Opinion
Du printemps arabe
à l'impasse islamiste (3/4)
Hédi Chenchabi
Photo:
Kapitalis
Jeudi 5 janvier
2012
Hédi Chenchabi* écrit
- Le printemps arabe, né le 17 décembre
2010 à Sidi Bouzid, a propulsé au
pouvoir en Tunisie, en Egypte, en Libye
et au Maroc, des islamistes qui ont pris
tous le ton de la «modération».
Décryptage…
Parce que le Printemps arabe n’a pas
accouché de révolutions, nous pensons
que celles-ci sont à venir. La
révolution française de 1789 n’a donné
des lois démocratiques que quelques
décennies plus tard. Ces bouleversements
peuvent, comme en Iran, être détournés
de leurs objectifs si les islamistes qui
l’ont emporté par les urnes gagnent
aussi, dans les débats idéologiques et
dans les têtes. Alors, ces sociétés,
plutôt ouvertes, seront mises en coupe
réglée par les rigoristes – toutes
tendances confondues – en alliance avec
les politiciens les plus opportunistes,
y compris ceux qui se présentent comme
de tendance «socialiste», «libérale» ou
«nationaliste».

* [Données fournies]
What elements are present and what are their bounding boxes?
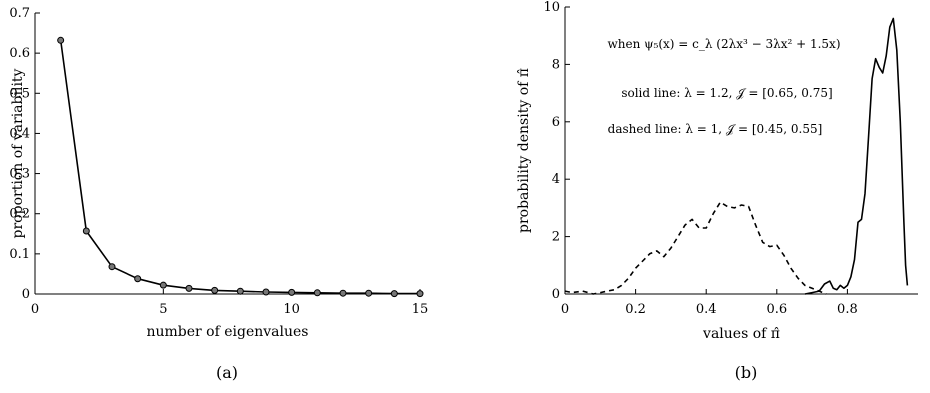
data-point [236, 287, 244, 295]
data-point [262, 288, 270, 296]
y-tick-label: 0.2 [9, 207, 30, 222]
x-tick-label: 0.2 [625, 302, 646, 317]
data-point [365, 289, 373, 297]
data-point [288, 288, 296, 296]
data-point [57, 36, 65, 44]
data-point [159, 281, 167, 289]
y-axis-label: probability density of π̂ [516, 68, 532, 233]
panel-label: (b) [735, 363, 758, 382]
y-tick-label: 6 [552, 115, 560, 130]
y-tick-label: 0.1 [9, 247, 30, 262]
solid-series-line [59, 40, 420, 295]
data-point [313, 289, 321, 297]
x-tick-label: 0 [561, 302, 569, 317]
y-tick-label: 0.7 [9, 6, 30, 21]
y-tick-label: 4 [552, 172, 560, 187]
annotation-2: solid line: λ = 1.2, 𝒥 = [0.65, 0.75] [621, 86, 832, 100]
data-point [108, 263, 116, 271]
y-axis-label: proportion of variability [10, 68, 26, 238]
y-tick-label: 0.3 [9, 167, 30, 182]
data-point [416, 290, 424, 298]
x-tick-label: 0.4 [696, 302, 717, 317]
data-point [82, 227, 90, 235]
dashed-series-line [564, 201, 827, 295]
x-tick-label: 5 [159, 302, 167, 317]
x-tick-label: 15 [412, 302, 429, 317]
y-tick-label: 8 [552, 57, 560, 72]
y-tick-label: 0 [552, 287, 560, 302]
x-axis-label: values of π̂ [702, 326, 780, 342]
y-tick-label: 0.4 [9, 126, 30, 141]
data-point [211, 286, 219, 294]
x-tick-label: 0.6 [766, 302, 787, 317]
panel-label: (a) [216, 363, 238, 382]
y-tick-label: 2 [552, 230, 560, 245]
y-tick-label: 10 [543, 0, 560, 15]
data-point [339, 289, 347, 297]
annotation-3: dashed line: λ = 1, 𝒥 = [0.45, 0.55] [608, 122, 823, 136]
x-tick-label: 10 [283, 302, 300, 317]
panel-a: 0 5 10 15 0 0.1 0.2 0.3 0.4 0.5 0.6 0.7 number of ei… [9, 6, 428, 382]
y-tick-label: 0.6 [9, 46, 30, 61]
panel-b: 0 0.2 0.4 0.6 0.8 0 2 4 6 8 10 values of π̂ probabil… [516, 0, 918, 382]
data-point [390, 290, 398, 298]
x-tick-label: 0 [31, 302, 39, 317]
x-tick-label: 0.8 [837, 302, 858, 317]
data-point [185, 284, 193, 292]
x-axis-label: number of eigenvalues [146, 324, 308, 340]
y-tick-label: 0 [22, 287, 30, 302]
data-point [134, 275, 142, 283]
annotation-1: when ψ₅(x) = c_λ (2λx³ − 3λx² + 1.5x) [607, 37, 840, 51]
solid-series-line [804, 17, 909, 295]
y-tick-label: 0.5 [9, 86, 30, 101]
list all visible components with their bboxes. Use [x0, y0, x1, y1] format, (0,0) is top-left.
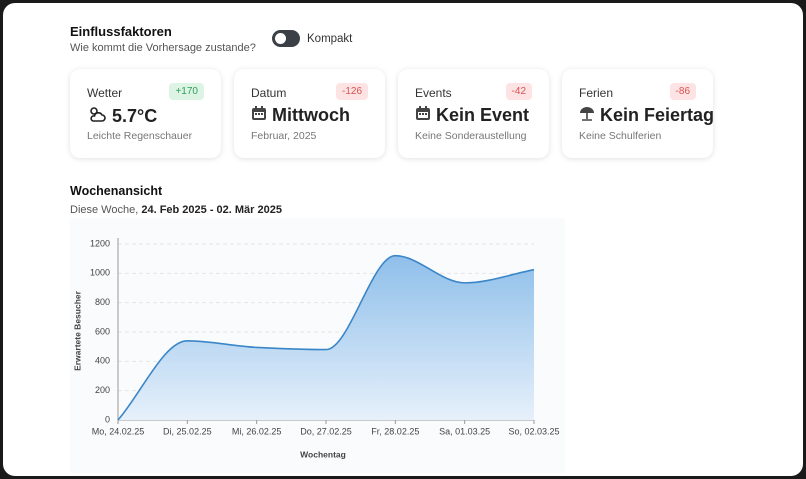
- x-tick-label: Fr, 28.02.25: [371, 426, 419, 436]
- card-value: Kein Feiertag: [600, 105, 715, 125]
- y-tick-label: 0: [105, 414, 110, 424]
- card-label: Events: [415, 86, 452, 100]
- range: Diese Woche, 24. Feb 2025 - 02. Mär 2025: [70, 204, 282, 216]
- card-badge: -86: [669, 83, 696, 100]
- x-axis-label: Wochentag: [300, 449, 346, 459]
- x-tick-label: Do, 27.02.25: [300, 426, 352, 436]
- chart: Erwartete Besucher Wochentag 0 200 400 600 8…: [70, 218, 565, 473]
- card-sub: Februar, 2025: [251, 130, 317, 142]
- card-value: Mittwoch: [272, 105, 350, 125]
- toggle-label: Kompakt: [307, 33, 353, 45]
- subtitle: Wie kommt die Vorhersage zustande?: [70, 42, 256, 54]
- factor-card: Ferien -86 Kein Feiertag Keine Schulferi…: [562, 69, 714, 158]
- card-label: Ferien: [579, 86, 614, 100]
- card-badge: -42: [505, 83, 532, 100]
- card-badge: -126: [335, 83, 368, 100]
- line: [117, 254, 535, 421]
- x-tick-label: Sa, 01.03.25: [439, 426, 490, 436]
- y-axis-label: Erwartete Besucher: [72, 290, 82, 371]
- card-badge: +170: [169, 83, 204, 100]
- y-tick-label: 400: [95, 356, 110, 366]
- card-value: 5.7°C: [112, 106, 158, 126]
- y-tick-label: 200: [95, 385, 110, 395]
- card-sub: Leichte Regenschauer: [87, 130, 193, 142]
- card-value: Kein Event: [436, 105, 530, 125]
- card-icon: [87, 105, 107, 128]
- card-label: Datum: [251, 86, 287, 100]
- y-tick-label: 1200: [90, 238, 110, 248]
- x-tick-label: Mi, 26.02.25: [232, 426, 282, 436]
- factor-card: Datum -126 Mittwoch Februar, 2025: [234, 69, 385, 158]
- card-value-row: Mittwoch: [251, 105, 350, 126]
- range-prefix: Diese Woche,: [70, 204, 139, 216]
- card-value-row: Kein Event: [415, 105, 529, 126]
- title: Einflussfaktoren: [70, 24, 172, 39]
- range-value: 24. Feb 2025 - 02. Mär 2025: [141, 204, 282, 216]
- y-tick-label: 1000: [90, 268, 110, 278]
- y-tick-label: 800: [95, 297, 110, 307]
- card-value-row: Kein Feiertag: [579, 105, 714, 126]
- section-title: Wochenansicht: [70, 184, 163, 198]
- card-sub: Keine Sonderaustellung: [415, 130, 527, 142]
- card-value-row: 5.7°C: [87, 105, 157, 128]
- area: [118, 255, 534, 420]
- factor-card: Events -42 Kein Event Keine Sonderaustel…: [398, 69, 549, 158]
- card-icon: [415, 105, 431, 126]
- panel: Einflussfaktoren Wie kommt die Vorhersag…: [3, 3, 803, 476]
- card-sub: Keine Schulferien: [579, 130, 662, 142]
- card-icon: [579, 105, 595, 126]
- x-tick-label: So, 02.03.25: [508, 426, 559, 436]
- y-tick-label: 600: [95, 326, 110, 336]
- factor-card: Wetter +170 5.7°C Leichte Regenschauer: [70, 69, 221, 158]
- toggle[interactable]: [272, 30, 300, 47]
- x-tick-label: Mo, 24.02.25: [92, 426, 145, 436]
- card-label: Wetter: [87, 86, 123, 100]
- card-icon: [251, 105, 267, 126]
- x-tick-label: Di, 25.02.25: [163, 426, 212, 436]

* [Objectif de l'exercice] Poursuivez la tribune sur le printemps arabe et l'impasse islamiste en reprenant juste après sa dernière phrase.

* [Résultat attendu]
Et si la
révolution était toujours à venir ?
Sur le plan économique rien n’a été
assaini. En Tunisie, les mêmes qui se
sont enrichis sous Ben Ali s’apprêtent
ou ont déjà investi l’espace économique,
financier et politique et veulent
continuer à faire des affaires sous le
parapluie déployé de la finance
islamique. Ceux qui ont prospéré et
gangréné l’économie sous l’ère Rcdiste
(Rassemblement constitutionnel
démocratique de Ben Ali) n’ont pas
trouvé meilleure protection que celle de
l’adhésion à l’islam politique,
pragmatique et affairiste. La réforme
fiscale, la levée juste des impôts, la
redistribution des richesses, le
nettoyage, la restructuration de
l’administration, le renforcement de
l’Etat de droit, ou le développement
durable et à échelle humaine, ce n’est
pas non plus pour demain, les objectifs
des révolutions arabes resteront, sans
doute, et pour très longtemps des
chimères inatteignables et dépendront
des rapports de forces dans la société.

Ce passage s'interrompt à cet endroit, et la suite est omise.